> **CHALLENGE**:
Rewrite everything from the line containing "legend-label-1sc: 1sc <box>170" down to the line containing "inset-dot <box>523 309 531 317</box>", swapping "inset-dot" for "inset-marker" and leaving all else unchanged.

Layout annotation records
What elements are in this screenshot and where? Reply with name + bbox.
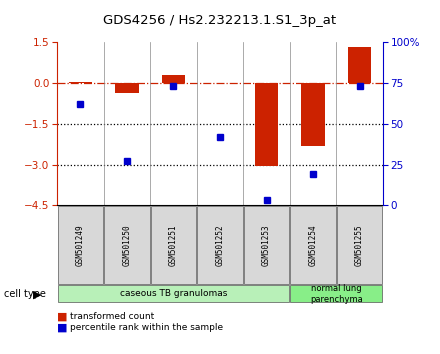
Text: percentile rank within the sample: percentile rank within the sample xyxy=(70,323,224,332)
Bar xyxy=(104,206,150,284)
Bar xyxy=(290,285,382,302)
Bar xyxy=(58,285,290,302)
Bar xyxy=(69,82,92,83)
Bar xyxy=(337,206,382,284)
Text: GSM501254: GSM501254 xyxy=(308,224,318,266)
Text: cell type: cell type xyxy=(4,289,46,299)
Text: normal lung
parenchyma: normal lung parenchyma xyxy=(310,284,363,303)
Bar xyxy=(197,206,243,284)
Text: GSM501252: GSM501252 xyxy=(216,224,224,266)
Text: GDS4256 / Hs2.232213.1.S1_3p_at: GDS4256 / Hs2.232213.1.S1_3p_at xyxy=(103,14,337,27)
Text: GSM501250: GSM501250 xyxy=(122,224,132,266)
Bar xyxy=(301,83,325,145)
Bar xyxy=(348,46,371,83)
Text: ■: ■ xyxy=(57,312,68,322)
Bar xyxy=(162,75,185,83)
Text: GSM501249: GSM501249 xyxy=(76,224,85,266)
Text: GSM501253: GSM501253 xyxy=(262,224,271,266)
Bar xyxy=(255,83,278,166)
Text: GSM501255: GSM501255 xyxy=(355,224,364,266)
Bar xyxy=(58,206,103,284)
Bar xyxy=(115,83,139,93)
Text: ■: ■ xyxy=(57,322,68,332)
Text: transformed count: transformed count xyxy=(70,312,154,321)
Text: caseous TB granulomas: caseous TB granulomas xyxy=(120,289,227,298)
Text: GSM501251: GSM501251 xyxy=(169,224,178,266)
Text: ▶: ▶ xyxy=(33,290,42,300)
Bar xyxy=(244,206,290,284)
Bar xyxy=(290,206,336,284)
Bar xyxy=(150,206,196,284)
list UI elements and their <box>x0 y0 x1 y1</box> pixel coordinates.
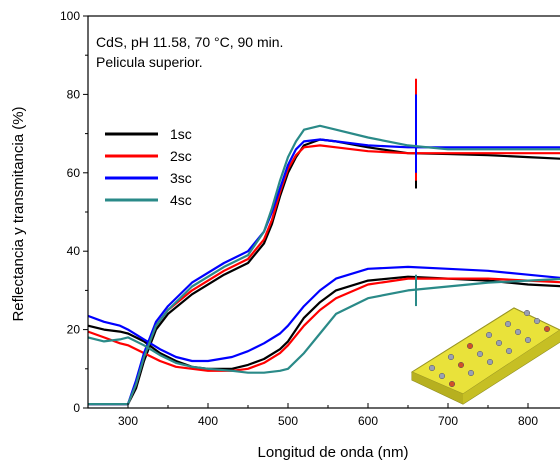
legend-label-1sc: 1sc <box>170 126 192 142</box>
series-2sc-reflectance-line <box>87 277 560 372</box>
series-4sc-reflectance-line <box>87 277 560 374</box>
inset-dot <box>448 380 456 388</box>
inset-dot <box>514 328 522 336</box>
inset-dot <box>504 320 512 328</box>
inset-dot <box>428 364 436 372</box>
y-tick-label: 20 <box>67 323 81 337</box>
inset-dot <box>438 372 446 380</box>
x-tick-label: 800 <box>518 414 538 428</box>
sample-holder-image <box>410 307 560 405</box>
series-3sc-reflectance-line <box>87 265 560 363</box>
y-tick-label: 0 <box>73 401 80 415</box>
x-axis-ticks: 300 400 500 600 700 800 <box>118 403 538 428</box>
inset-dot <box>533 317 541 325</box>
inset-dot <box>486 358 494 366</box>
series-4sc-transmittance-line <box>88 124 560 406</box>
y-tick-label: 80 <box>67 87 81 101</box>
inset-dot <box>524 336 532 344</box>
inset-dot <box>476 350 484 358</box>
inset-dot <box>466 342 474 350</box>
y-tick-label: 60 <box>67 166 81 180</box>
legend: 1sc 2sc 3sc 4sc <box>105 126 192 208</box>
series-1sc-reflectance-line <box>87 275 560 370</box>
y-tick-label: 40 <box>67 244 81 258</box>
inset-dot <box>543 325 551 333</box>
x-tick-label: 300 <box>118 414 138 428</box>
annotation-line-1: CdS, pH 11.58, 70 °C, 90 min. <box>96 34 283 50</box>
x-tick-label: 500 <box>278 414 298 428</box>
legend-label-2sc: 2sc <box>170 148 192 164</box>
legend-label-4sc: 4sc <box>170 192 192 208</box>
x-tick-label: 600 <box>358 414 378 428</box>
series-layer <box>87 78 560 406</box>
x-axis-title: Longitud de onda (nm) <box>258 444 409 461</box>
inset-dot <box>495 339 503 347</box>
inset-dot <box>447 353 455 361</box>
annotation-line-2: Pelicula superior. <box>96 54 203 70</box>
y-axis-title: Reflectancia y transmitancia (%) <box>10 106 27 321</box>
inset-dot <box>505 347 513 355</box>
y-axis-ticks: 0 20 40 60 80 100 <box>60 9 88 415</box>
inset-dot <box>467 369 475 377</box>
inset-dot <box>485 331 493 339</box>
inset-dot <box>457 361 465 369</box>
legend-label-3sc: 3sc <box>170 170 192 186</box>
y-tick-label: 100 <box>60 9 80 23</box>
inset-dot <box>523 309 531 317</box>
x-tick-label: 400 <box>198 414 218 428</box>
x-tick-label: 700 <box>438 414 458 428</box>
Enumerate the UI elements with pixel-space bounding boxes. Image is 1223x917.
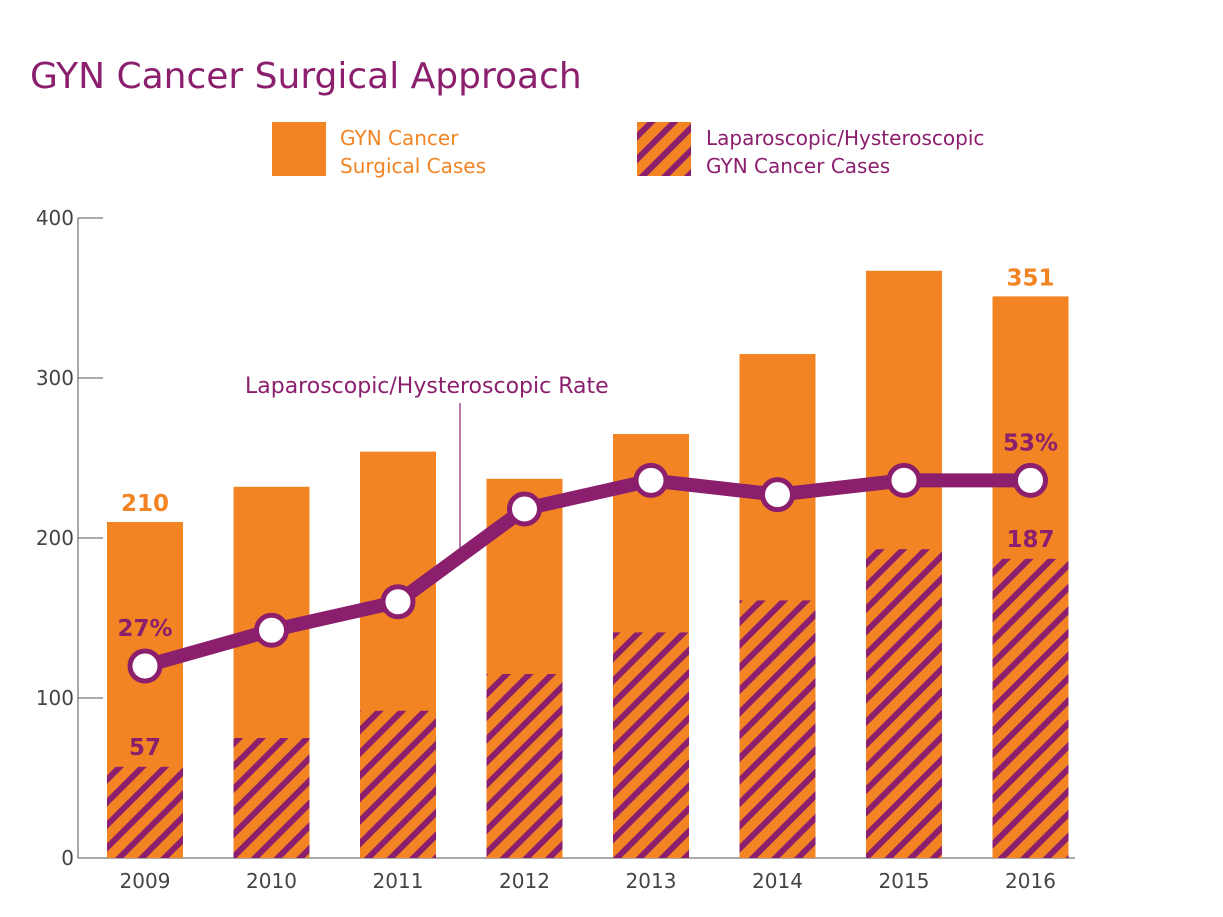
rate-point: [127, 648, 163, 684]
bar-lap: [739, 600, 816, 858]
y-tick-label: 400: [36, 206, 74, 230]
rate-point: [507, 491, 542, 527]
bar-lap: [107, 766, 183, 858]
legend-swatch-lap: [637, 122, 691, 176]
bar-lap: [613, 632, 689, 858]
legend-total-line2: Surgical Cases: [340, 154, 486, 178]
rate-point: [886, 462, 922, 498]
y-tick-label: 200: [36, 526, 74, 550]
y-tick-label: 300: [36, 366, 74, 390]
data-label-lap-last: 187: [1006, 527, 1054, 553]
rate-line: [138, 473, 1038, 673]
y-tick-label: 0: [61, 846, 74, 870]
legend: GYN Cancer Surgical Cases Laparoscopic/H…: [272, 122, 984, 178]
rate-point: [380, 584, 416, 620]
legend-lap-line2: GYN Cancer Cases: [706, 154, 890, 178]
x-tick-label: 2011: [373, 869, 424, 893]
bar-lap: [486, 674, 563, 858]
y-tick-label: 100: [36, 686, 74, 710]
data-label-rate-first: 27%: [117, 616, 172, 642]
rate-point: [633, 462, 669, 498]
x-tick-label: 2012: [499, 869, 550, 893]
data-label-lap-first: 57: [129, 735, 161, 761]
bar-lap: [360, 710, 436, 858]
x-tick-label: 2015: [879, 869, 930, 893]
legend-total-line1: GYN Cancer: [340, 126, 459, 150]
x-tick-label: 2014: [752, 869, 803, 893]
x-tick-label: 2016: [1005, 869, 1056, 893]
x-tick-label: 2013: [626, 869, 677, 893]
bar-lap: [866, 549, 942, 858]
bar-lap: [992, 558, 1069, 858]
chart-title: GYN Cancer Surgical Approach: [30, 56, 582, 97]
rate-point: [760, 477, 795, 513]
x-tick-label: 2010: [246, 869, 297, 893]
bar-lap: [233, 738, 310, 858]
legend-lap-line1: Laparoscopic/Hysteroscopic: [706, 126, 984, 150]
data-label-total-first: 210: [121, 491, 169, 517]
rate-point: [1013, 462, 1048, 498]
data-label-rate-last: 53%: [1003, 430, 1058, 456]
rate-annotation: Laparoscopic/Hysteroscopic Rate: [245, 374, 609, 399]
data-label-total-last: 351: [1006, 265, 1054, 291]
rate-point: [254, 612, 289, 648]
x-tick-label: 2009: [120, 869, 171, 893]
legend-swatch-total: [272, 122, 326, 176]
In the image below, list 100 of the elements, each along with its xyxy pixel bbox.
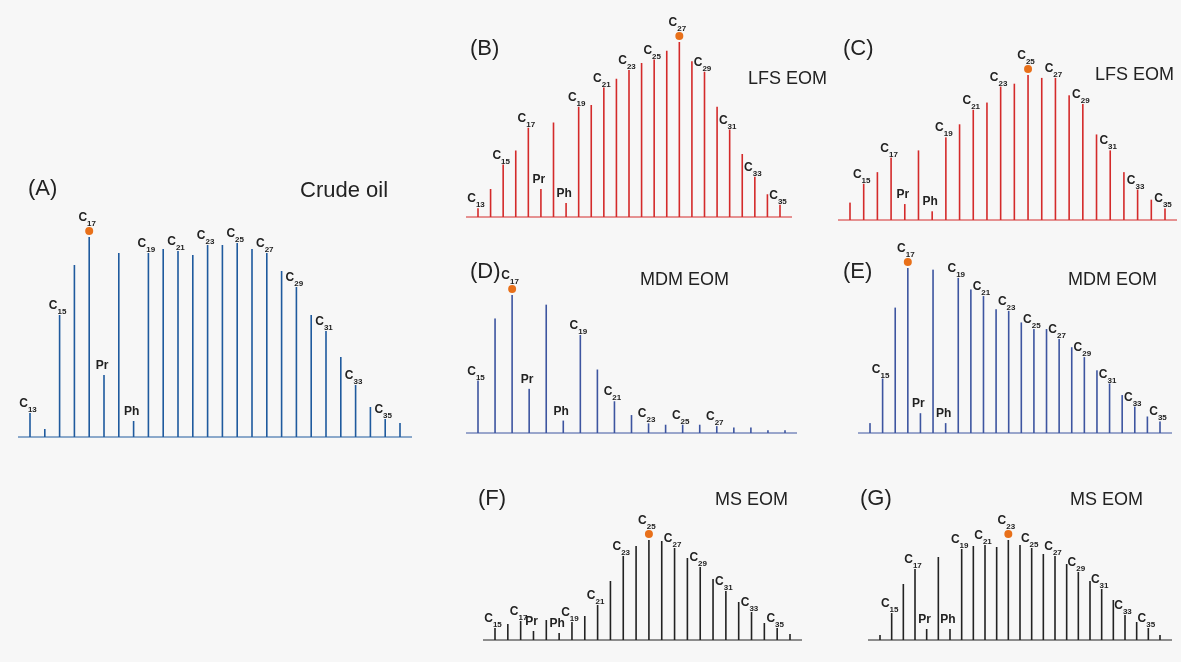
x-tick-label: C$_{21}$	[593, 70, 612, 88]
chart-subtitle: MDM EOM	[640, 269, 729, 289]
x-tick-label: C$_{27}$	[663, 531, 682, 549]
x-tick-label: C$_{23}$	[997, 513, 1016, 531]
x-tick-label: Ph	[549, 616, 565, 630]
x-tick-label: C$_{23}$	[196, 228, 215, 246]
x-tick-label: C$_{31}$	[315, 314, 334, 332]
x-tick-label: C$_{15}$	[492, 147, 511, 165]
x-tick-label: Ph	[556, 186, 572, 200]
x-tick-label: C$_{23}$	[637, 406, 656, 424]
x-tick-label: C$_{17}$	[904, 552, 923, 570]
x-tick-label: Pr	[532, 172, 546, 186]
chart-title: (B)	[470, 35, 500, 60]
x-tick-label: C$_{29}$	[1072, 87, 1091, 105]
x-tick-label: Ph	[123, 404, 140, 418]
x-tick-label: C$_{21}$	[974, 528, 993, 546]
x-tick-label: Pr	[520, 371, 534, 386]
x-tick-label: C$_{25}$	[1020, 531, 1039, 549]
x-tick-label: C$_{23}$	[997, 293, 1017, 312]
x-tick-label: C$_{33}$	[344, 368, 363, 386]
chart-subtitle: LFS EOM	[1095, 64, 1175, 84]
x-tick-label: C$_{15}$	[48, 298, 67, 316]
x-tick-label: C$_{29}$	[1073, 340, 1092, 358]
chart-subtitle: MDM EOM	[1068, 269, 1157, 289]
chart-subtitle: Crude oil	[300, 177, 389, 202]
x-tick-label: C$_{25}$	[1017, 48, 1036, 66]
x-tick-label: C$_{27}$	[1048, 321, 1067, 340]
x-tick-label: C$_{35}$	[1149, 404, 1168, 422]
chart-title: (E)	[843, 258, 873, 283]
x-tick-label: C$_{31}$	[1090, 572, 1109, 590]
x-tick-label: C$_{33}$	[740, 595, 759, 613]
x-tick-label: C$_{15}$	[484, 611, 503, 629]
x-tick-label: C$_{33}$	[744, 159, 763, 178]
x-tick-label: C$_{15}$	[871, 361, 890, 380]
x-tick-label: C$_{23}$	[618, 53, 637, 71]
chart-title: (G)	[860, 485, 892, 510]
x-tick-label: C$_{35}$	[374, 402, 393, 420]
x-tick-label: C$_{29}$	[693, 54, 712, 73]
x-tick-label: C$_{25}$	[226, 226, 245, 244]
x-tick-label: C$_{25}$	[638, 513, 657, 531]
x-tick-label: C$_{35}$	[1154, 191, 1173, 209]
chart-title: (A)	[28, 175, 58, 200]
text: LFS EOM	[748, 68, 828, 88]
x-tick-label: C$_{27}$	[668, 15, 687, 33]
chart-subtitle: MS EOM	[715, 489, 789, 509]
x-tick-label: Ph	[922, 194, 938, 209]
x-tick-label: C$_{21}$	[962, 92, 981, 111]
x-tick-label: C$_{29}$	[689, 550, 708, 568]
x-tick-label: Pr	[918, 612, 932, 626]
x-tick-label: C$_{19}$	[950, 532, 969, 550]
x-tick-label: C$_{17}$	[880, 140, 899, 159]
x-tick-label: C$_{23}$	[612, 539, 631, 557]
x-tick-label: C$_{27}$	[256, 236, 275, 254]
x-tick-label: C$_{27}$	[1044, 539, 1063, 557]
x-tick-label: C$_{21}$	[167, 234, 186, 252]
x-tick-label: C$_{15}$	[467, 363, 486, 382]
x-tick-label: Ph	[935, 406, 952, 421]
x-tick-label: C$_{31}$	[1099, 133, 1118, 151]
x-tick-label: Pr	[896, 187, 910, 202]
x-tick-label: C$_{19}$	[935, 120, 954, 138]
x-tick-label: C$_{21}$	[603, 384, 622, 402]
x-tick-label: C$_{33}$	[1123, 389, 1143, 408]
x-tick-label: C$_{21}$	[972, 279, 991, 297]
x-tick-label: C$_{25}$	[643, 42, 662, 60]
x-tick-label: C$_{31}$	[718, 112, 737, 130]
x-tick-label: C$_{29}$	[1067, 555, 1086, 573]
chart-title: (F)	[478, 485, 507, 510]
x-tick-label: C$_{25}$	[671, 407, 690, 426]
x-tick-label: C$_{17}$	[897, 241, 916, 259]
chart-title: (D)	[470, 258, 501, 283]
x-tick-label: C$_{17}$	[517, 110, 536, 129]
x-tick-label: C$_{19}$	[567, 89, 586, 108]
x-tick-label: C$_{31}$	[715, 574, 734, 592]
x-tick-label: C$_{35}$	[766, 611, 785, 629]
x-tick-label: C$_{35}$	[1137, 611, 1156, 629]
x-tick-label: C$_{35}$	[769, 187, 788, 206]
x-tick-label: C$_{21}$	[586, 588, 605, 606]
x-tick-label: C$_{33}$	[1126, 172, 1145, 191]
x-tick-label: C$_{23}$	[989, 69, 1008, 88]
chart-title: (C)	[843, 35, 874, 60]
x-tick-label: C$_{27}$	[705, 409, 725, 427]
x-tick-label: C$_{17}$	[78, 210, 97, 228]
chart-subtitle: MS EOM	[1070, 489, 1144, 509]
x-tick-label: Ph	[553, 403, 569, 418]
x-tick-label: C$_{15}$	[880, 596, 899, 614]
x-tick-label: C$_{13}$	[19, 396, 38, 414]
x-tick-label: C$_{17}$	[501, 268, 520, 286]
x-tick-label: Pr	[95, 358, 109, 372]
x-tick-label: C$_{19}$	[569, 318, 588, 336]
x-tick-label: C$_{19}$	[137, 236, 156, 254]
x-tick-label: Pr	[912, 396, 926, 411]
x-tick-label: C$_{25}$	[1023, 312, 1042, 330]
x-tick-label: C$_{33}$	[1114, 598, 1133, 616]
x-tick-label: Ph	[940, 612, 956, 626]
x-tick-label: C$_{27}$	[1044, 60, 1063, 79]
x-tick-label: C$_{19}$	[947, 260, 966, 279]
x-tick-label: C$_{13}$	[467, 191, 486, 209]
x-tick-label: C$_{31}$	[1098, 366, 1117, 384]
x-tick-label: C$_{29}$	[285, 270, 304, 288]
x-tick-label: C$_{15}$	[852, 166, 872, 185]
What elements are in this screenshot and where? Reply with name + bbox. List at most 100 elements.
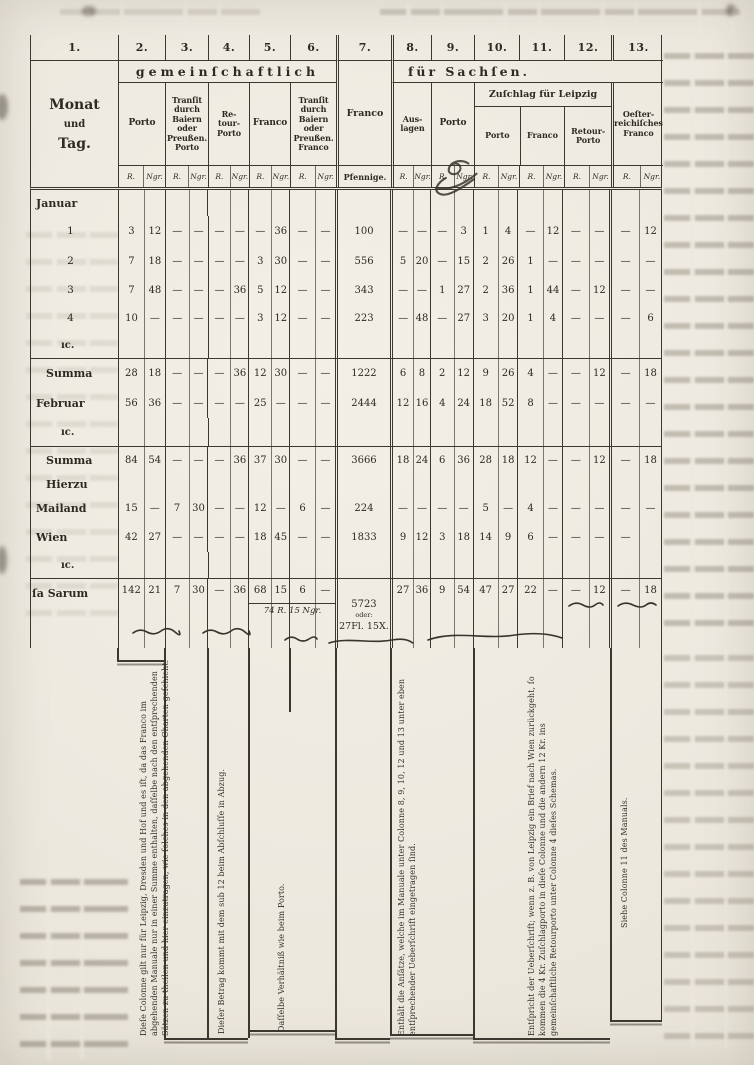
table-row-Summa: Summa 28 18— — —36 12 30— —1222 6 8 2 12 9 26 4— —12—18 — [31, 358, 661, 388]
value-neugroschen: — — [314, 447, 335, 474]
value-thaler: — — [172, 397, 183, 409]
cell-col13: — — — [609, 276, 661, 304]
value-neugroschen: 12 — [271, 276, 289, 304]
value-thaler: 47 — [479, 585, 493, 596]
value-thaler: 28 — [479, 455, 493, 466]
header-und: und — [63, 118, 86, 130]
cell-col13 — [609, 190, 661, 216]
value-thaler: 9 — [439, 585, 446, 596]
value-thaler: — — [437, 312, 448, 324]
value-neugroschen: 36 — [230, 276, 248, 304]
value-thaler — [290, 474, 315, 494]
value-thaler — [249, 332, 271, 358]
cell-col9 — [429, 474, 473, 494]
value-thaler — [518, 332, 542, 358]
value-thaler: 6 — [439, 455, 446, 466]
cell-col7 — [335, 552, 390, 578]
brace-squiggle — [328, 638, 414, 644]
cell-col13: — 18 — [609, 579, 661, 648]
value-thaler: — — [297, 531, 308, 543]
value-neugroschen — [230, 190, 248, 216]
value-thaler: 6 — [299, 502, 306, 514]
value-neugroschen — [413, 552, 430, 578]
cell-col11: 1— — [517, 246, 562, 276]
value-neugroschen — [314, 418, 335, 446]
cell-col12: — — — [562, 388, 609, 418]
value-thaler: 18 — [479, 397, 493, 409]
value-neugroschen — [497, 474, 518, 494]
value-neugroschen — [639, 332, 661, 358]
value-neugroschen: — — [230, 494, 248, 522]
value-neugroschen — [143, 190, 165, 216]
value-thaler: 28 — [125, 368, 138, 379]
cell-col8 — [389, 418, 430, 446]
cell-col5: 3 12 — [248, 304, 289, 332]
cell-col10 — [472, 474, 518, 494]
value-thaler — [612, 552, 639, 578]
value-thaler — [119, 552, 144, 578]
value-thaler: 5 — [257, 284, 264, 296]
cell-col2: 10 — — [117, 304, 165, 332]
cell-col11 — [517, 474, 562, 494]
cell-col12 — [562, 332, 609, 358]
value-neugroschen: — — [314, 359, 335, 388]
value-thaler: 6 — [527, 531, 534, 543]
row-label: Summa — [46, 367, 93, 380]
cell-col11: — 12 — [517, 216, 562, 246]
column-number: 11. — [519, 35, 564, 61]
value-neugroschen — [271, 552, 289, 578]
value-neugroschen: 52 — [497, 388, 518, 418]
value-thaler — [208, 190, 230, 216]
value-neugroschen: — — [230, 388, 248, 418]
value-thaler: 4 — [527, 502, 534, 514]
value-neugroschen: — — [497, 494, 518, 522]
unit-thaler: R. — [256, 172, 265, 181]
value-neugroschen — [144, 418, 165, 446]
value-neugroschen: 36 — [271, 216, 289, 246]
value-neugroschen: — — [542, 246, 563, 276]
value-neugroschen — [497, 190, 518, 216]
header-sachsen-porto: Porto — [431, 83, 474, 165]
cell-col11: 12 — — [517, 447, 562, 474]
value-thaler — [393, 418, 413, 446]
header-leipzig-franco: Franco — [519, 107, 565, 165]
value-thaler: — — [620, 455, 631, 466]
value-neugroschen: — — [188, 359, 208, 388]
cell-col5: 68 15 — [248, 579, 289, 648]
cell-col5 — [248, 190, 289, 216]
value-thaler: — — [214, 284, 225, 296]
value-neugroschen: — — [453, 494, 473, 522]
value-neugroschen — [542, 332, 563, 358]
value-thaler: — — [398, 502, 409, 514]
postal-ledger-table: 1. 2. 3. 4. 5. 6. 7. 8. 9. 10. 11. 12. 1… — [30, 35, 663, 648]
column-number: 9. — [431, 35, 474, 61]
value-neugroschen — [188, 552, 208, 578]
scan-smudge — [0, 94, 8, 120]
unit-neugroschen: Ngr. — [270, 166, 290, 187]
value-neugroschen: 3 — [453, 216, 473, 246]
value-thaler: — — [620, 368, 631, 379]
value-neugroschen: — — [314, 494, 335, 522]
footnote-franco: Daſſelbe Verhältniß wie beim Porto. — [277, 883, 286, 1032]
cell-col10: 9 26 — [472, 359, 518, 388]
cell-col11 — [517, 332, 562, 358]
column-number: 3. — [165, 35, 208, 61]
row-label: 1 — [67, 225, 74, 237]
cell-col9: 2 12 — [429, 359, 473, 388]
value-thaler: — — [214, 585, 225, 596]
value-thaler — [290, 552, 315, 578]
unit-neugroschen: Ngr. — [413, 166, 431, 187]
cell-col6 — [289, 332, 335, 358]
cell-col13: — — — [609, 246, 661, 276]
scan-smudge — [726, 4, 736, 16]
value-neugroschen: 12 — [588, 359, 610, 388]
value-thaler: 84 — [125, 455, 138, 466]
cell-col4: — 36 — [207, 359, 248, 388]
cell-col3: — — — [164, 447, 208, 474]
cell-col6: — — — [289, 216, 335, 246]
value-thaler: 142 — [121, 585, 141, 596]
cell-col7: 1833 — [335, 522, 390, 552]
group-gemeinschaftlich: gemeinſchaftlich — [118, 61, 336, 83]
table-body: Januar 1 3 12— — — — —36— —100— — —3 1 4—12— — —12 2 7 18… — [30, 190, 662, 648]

> **RESPONSE**:
legend-label-1sc: 1sc <box>170 126 192 142</box>
series-2sc-reflectance-line <box>87 277 560 372</box>
series-4sc-reflectance-line <box>87 277 560 374</box>
inset-marker <box>448 380 456 388</box>
inset-marker <box>514 328 522 336</box>
inset-marker <box>504 320 512 328</box>
inset-marker <box>428 364 436 372</box>
y-tick-label: 20 <box>67 323 81 337</box>
inset-marker <box>438 372 446 380</box>
x-tick-label: 800 <box>518 414 538 428</box>
sample-holder-image <box>410 307 560 405</box>
series-3sc-reflectance-line <box>87 265 560 363</box>
y-tick-label: 0 <box>73 401 80 415</box>
x-axis-ticks: 300 400 500 600 700 800 <box>118 403 538 428</box>
inset-marker <box>533 317 541 325</box>
inset-marker <box>486 358 494 366</box>
series-4sc-transmittance-line <box>88 124 560 406</box>
y-tick-label: 80 <box>67 87 81 101</box>
inset-marker <box>524 336 532 344</box>
inset-marker <box>476 350 484 358</box>
inset-marker <box>466 342 474 350</box>
y-tick-label: 60 <box>67 166 81 180</box>
legend: 1sc 2sc 3sc 4sc <box>105 126 192 208</box>
series-1sc-reflectance-line <box>87 275 560 370</box>
y-tick-label: 40 <box>67 244 81 258</box>
inset-marker <box>543 325 551 333</box>
x-tick-label: 300 <box>118 414 138 428</box>
annotation-line-1: CdS, pH 11.58, 70 °C, 90 min. <box>96 34 283 50</box>
x-tick-label: 500 <box>278 414 298 428</box>
legend-label-2sc: 2sc <box>170 148 192 164</box>
legend-label-4sc: 4sc <box>170 192 192 208</box>
x-tick-label: 600 <box>358 414 378 428</box>
series-layer <box>87 78 560 406</box>
x-axis-title: Longitud de onda (nm) <box>258 444 409 461</box>
inset-marker <box>495 339 503 347</box>
inset-marker <box>447 353 455 361</box>
annotation-line-2: Pelicula superior. <box>96 54 203 70</box>
y-axis-title: Reflectancia y transmitancia (%) <box>10 106 27 321</box>
inset-marker <box>505 347 513 355</box>
y-axis-ticks: 0 20 40 60 80 100 <box>60 9 88 415</box>
inset-marker <box>467 369 475 377</box>
inset-marker <box>485 331 493 339</box>
inset-marker <box>457 361 465 369</box>
legend-label-3sc: 3sc <box>170 170 192 186</box>
y-tick-label: 100 <box>60 9 80 23</box>
inset-marker <box>523 309 531 317</box>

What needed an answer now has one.